===== Text segment =====
Where a statute's language is subject to multiple interpretations, however, a reviewing court "may look to the historical background of the enactment, the circumstances attending its passage, the purpose to be accomplished, and the effect the statute may have under the various constructions suggested. [Citation omitted.]" Robinett v. The Haskell Co., 270 Kan. 95, 100-01, 12 P.3d 411 (2000). Generally, courts should construe statutes to avoid unreasonable results and should presume that the legislature does not intend to enact useless or meaningless legislation. Hawley v. Kansas Dept. of Agriculture, 281 Kan. 603, 631, 132 P.3d 870 (2006). We ascertain the legislature's intent behind a particular statutory provision "from a general consideration of the entire act. Effect must be given, if possible, to the entire act and every part thereof. To this end, it is the duty of the court, as far as practicable, to reconcile the different provisions so as to make them consistent, harmonious, and sensible. [Citation omitted.]" In re Marriage of Ross, 245 Kan. 591, 594, 783 P.2d 331 (1989); see also State ex rel. Morrison v. Oshman Sporting Goods Co. Kansas, 275 Kan. 763, Syl. ¶ 2, 69 P.3d 1087 (2003). Thus, in cases that require statutory construction, "courts are not permitted to consider only a certain isolated part or parts of an act but are required to consider and construe together all parts thereof in pari materia." Kansas Commission on Civil Rights v. Howard, 218 Kan. 248, Syl. ¶ 2, 544 P.2d 791 (1975).

As we have previously indicated in this opinion, the KJRA's definition of "party to agency proceedings" as someone who is allowed to participate "as a party" to the agency proceedings is far from clear. See K.S.A. 77-602(f)(2); K.S.A. 77-611(b). We therefore must employ principles of statutory construction to determine what the legislature intended when it adopted the standing provisions of the KJRA.

Black's Law Dictionary 1154 (8th ed. 2004) defines a "party" as "[o]ne who takes part in a transaction." In other words, the determination as to whether a person is a party is defined by that person's participation in a lawsuit or other action (such as the drafting of a contract). This definition is consistent with the principles of the KJRA because K.S.A. 77-602(f) and K.S.A. 77-611(b) indicate that a person is a party for purposes of standing if that person "participate[d]" in the agency "proceedings." This court must therefore determine what is meant by an agency proceeding and what is required in terms of participation in that proceeding.

Waste Connections argues that an agency proceeding, as the term is used in the KJRA, should be narrowly interpreted as being synonymous with "hearing" or "adjudication." It does not offer any support for or explanation of this interpretation. Our review of other provisions of the KJRA, however, reveals that the legislature intended for the term "proceeding" to be read more broadly.
===== Dataset section =====
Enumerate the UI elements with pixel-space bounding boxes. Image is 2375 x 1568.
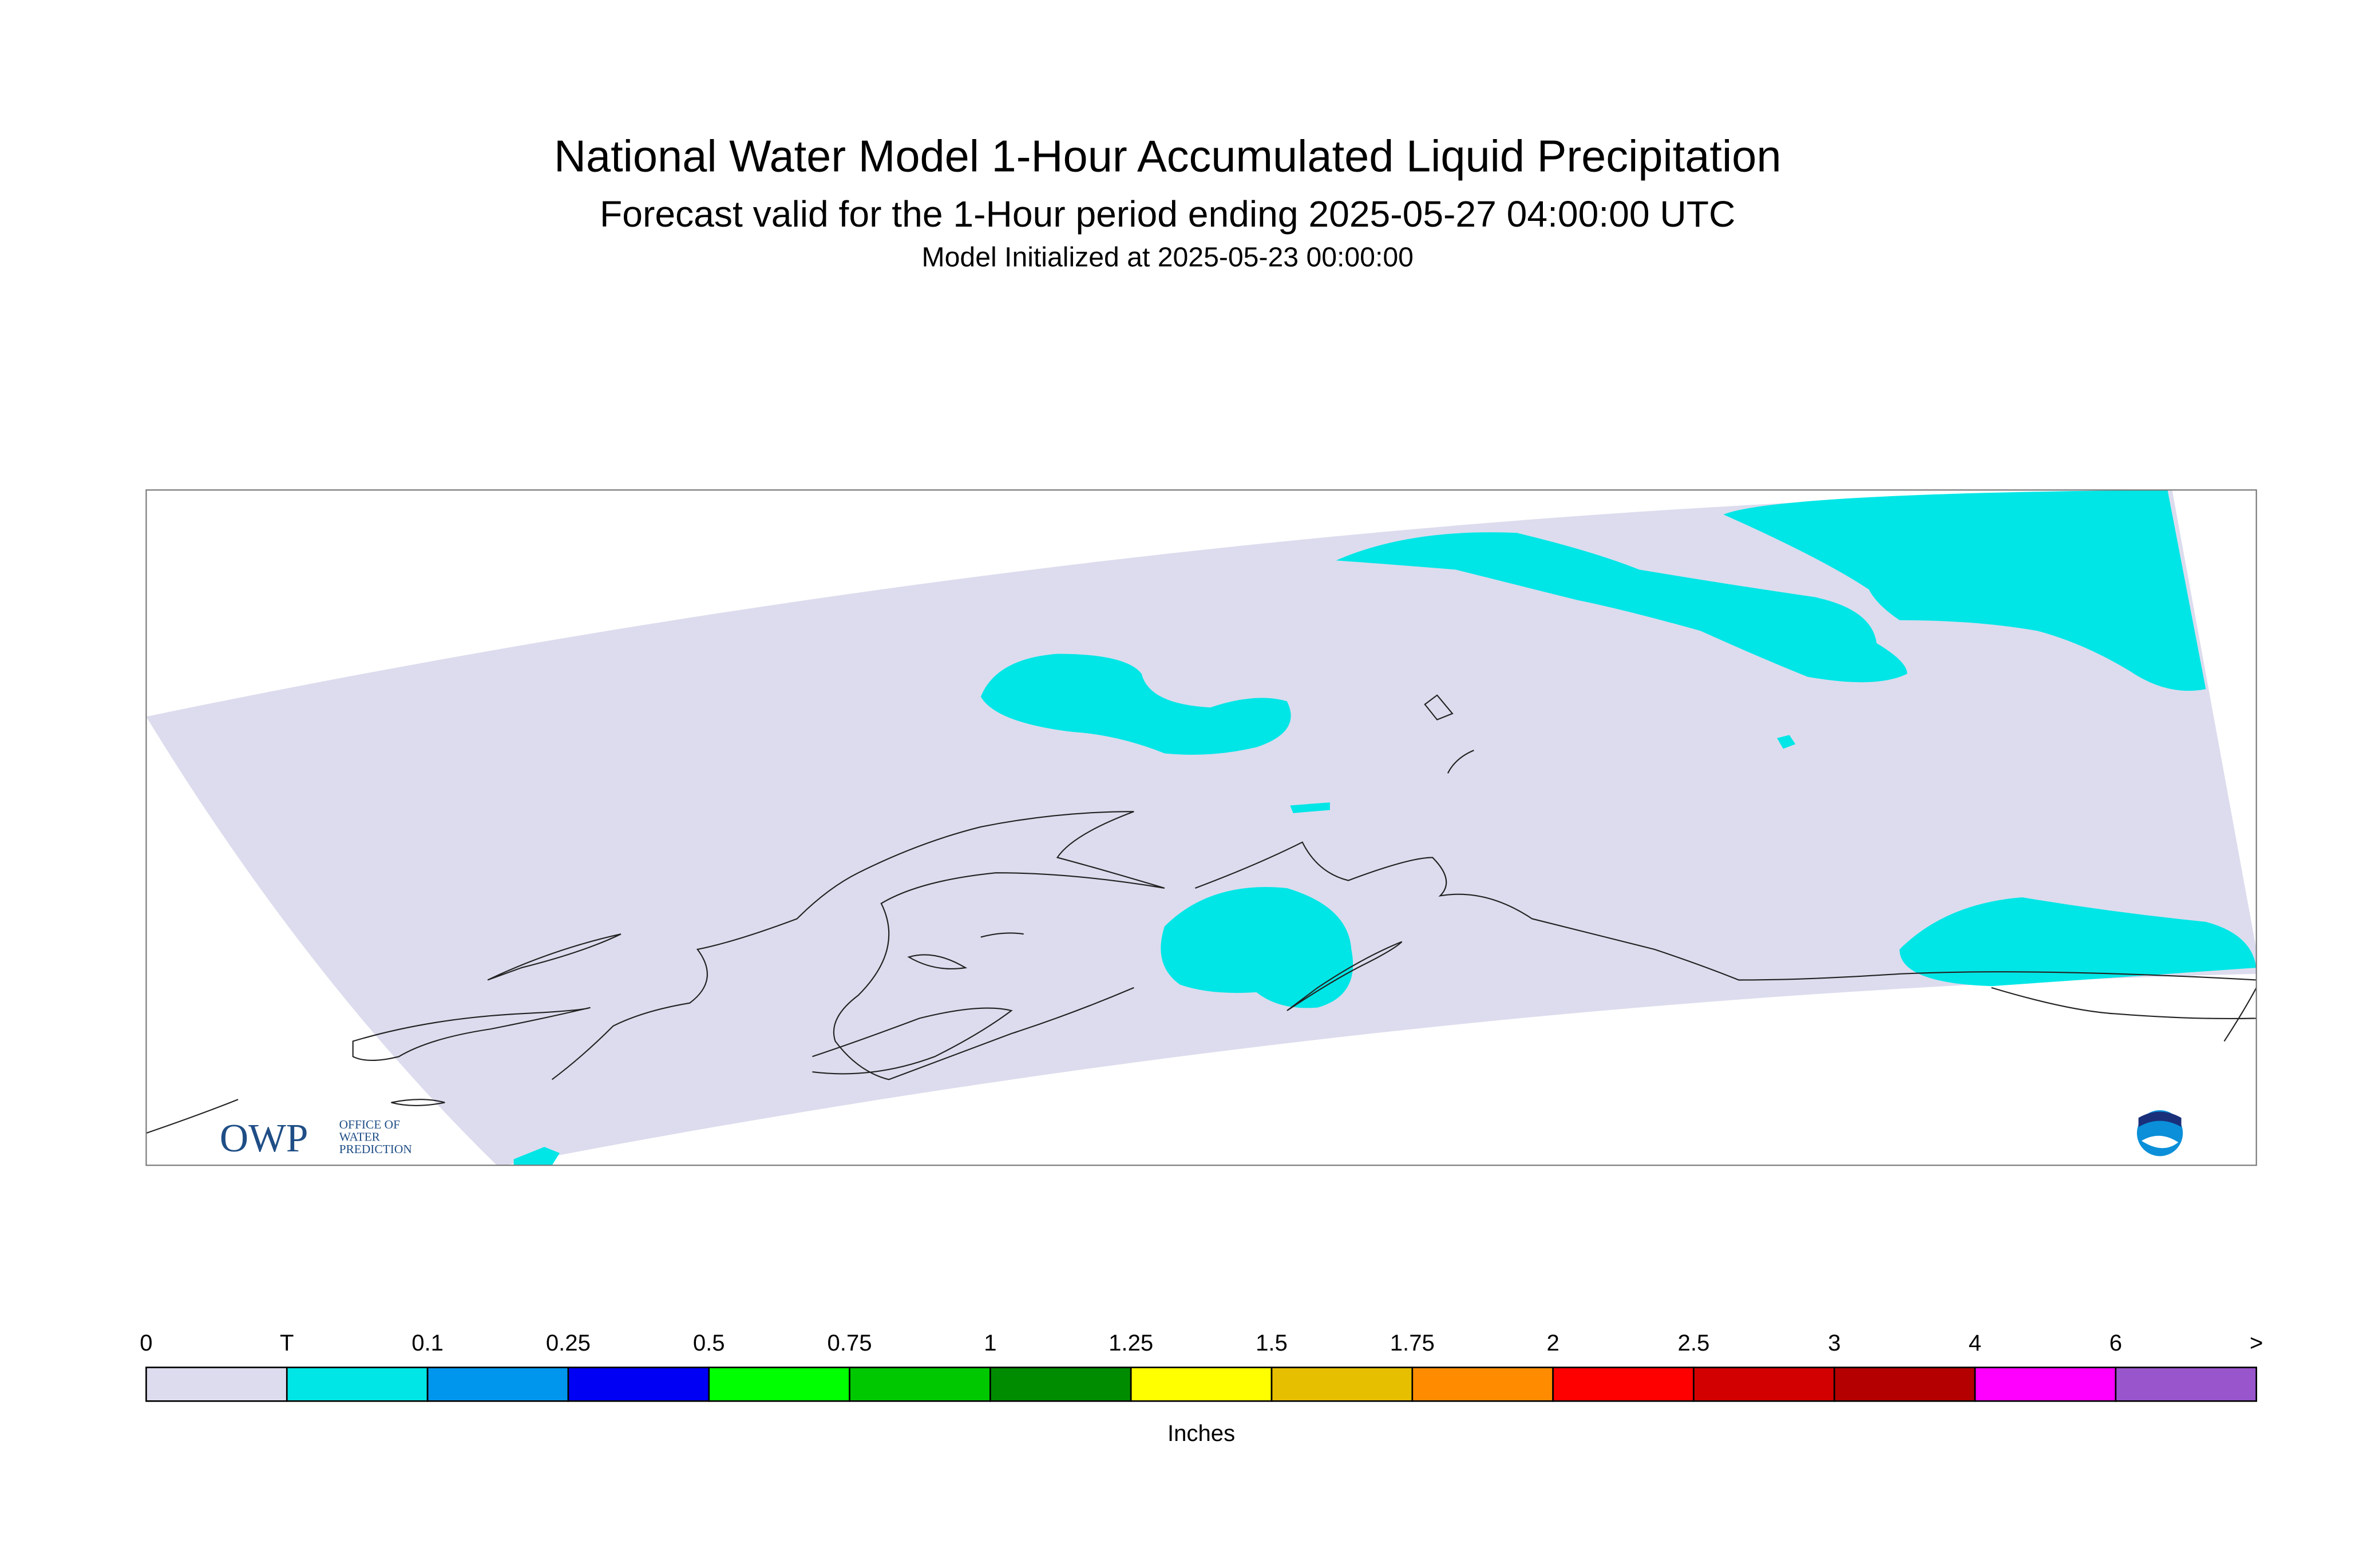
=====
Required task:
Using the court opinion excerpt above, decide whether each statement agrees with it. 1. Waste Connections supports its narrow reading of "agency proceeding" with an explanation. 2. Courts should presume that the legislature does not intend to pass meaningless legislation. 3. The court considers the KJRA's definition of "party to agency proceedings" to be clear. For each, answer yes or no and quote the words of the excerpt that decide it.

Task result:
1. No: "It does not offer any support for or explanation of this interpretation."
2. Yes: "should presume that the legislature does not intend to enact useless or meaningless legislation."
3. No: "is far from clear."